>> begin Entries shown

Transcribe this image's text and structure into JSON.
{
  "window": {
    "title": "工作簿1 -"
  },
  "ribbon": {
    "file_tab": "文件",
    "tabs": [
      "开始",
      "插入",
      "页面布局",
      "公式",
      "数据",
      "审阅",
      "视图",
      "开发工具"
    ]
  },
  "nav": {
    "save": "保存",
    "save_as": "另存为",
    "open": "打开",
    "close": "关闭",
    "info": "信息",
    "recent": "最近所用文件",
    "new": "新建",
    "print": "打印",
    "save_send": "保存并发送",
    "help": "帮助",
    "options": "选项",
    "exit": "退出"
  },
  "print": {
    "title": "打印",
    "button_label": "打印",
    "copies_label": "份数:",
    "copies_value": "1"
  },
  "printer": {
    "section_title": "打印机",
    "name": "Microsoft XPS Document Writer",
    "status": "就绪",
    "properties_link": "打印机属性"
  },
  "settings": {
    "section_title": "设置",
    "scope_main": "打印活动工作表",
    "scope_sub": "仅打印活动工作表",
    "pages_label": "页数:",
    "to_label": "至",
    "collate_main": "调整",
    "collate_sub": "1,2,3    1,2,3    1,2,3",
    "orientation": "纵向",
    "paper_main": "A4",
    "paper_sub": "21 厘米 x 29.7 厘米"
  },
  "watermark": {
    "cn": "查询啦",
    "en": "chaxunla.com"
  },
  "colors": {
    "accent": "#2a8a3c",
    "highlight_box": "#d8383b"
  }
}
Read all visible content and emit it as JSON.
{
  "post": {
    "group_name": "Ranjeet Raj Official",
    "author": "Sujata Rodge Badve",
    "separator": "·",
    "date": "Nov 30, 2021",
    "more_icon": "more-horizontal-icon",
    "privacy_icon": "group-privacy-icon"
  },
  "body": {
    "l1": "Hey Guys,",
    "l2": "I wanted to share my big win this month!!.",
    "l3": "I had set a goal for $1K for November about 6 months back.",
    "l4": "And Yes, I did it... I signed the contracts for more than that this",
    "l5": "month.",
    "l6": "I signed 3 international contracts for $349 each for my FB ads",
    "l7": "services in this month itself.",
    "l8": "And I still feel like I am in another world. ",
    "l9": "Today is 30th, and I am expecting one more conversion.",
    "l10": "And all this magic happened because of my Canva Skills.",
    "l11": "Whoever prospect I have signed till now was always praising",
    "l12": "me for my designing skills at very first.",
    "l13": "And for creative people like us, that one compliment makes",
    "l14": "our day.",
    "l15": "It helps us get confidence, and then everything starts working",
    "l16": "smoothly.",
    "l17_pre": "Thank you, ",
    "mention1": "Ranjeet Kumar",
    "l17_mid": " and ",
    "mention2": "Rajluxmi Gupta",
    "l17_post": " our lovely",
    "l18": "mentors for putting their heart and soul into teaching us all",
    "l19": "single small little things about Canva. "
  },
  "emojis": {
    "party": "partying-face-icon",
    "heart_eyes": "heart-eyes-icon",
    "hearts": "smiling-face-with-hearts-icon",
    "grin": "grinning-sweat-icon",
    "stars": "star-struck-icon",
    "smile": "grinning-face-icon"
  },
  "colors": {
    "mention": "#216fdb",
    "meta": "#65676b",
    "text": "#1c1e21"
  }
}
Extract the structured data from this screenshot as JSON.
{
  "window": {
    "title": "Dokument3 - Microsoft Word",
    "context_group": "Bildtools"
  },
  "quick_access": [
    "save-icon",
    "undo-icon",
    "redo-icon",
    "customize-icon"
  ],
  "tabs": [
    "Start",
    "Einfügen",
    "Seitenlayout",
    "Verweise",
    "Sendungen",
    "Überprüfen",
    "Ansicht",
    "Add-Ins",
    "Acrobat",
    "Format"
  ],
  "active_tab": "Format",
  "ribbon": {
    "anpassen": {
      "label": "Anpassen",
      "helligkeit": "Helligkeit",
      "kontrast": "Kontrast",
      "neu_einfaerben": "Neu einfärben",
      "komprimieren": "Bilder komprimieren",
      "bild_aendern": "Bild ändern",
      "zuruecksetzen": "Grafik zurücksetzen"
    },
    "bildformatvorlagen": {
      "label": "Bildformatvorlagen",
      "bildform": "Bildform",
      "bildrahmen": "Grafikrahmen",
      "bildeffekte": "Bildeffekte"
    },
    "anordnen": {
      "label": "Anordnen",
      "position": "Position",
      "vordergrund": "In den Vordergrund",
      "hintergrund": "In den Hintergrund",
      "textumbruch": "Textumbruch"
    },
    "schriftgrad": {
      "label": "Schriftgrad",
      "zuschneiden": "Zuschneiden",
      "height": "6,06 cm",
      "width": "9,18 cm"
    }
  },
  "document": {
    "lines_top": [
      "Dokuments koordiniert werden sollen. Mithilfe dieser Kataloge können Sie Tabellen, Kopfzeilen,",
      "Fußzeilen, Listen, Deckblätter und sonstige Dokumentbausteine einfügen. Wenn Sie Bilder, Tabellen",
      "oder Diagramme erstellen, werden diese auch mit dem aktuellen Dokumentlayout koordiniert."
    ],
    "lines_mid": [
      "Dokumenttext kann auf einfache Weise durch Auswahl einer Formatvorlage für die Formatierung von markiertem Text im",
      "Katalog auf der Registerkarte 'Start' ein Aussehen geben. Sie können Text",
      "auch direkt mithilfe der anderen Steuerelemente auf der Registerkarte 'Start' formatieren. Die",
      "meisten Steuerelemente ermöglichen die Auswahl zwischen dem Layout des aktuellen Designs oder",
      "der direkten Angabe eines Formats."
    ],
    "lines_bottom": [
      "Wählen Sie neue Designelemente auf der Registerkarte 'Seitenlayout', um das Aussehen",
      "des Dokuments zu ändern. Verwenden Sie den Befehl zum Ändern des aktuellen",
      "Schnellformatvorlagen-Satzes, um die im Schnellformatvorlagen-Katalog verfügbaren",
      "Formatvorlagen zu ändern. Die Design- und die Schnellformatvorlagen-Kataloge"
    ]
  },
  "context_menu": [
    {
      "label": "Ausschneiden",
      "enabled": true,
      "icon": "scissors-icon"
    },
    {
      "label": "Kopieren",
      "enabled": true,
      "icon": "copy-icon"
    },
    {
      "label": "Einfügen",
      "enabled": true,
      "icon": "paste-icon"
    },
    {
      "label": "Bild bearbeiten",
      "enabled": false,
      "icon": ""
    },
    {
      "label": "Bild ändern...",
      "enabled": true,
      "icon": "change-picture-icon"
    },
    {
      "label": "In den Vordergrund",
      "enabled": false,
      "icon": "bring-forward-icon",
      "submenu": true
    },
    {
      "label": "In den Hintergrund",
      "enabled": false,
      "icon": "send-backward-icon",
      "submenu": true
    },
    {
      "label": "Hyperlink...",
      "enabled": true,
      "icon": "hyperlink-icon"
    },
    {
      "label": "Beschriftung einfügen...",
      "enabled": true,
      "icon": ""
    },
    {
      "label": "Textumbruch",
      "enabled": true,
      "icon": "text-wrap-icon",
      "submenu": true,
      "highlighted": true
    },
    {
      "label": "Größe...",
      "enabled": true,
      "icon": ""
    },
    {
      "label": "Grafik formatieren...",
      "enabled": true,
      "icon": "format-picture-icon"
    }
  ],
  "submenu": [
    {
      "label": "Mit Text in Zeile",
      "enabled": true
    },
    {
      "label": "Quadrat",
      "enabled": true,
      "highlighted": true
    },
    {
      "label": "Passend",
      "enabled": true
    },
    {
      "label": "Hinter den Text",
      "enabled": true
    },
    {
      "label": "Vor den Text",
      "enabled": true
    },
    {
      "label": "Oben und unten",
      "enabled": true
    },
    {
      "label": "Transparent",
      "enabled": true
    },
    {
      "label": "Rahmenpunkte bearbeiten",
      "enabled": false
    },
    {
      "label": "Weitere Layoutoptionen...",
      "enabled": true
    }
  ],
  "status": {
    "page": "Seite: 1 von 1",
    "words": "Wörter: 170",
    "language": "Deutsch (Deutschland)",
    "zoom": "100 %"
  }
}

>> end Entries shown

What the task requires — Extract all lines containing the word "submenu".

Full solution —
      "submenu": true
      "submenu": true
      "submenu": true,
  "submenu": [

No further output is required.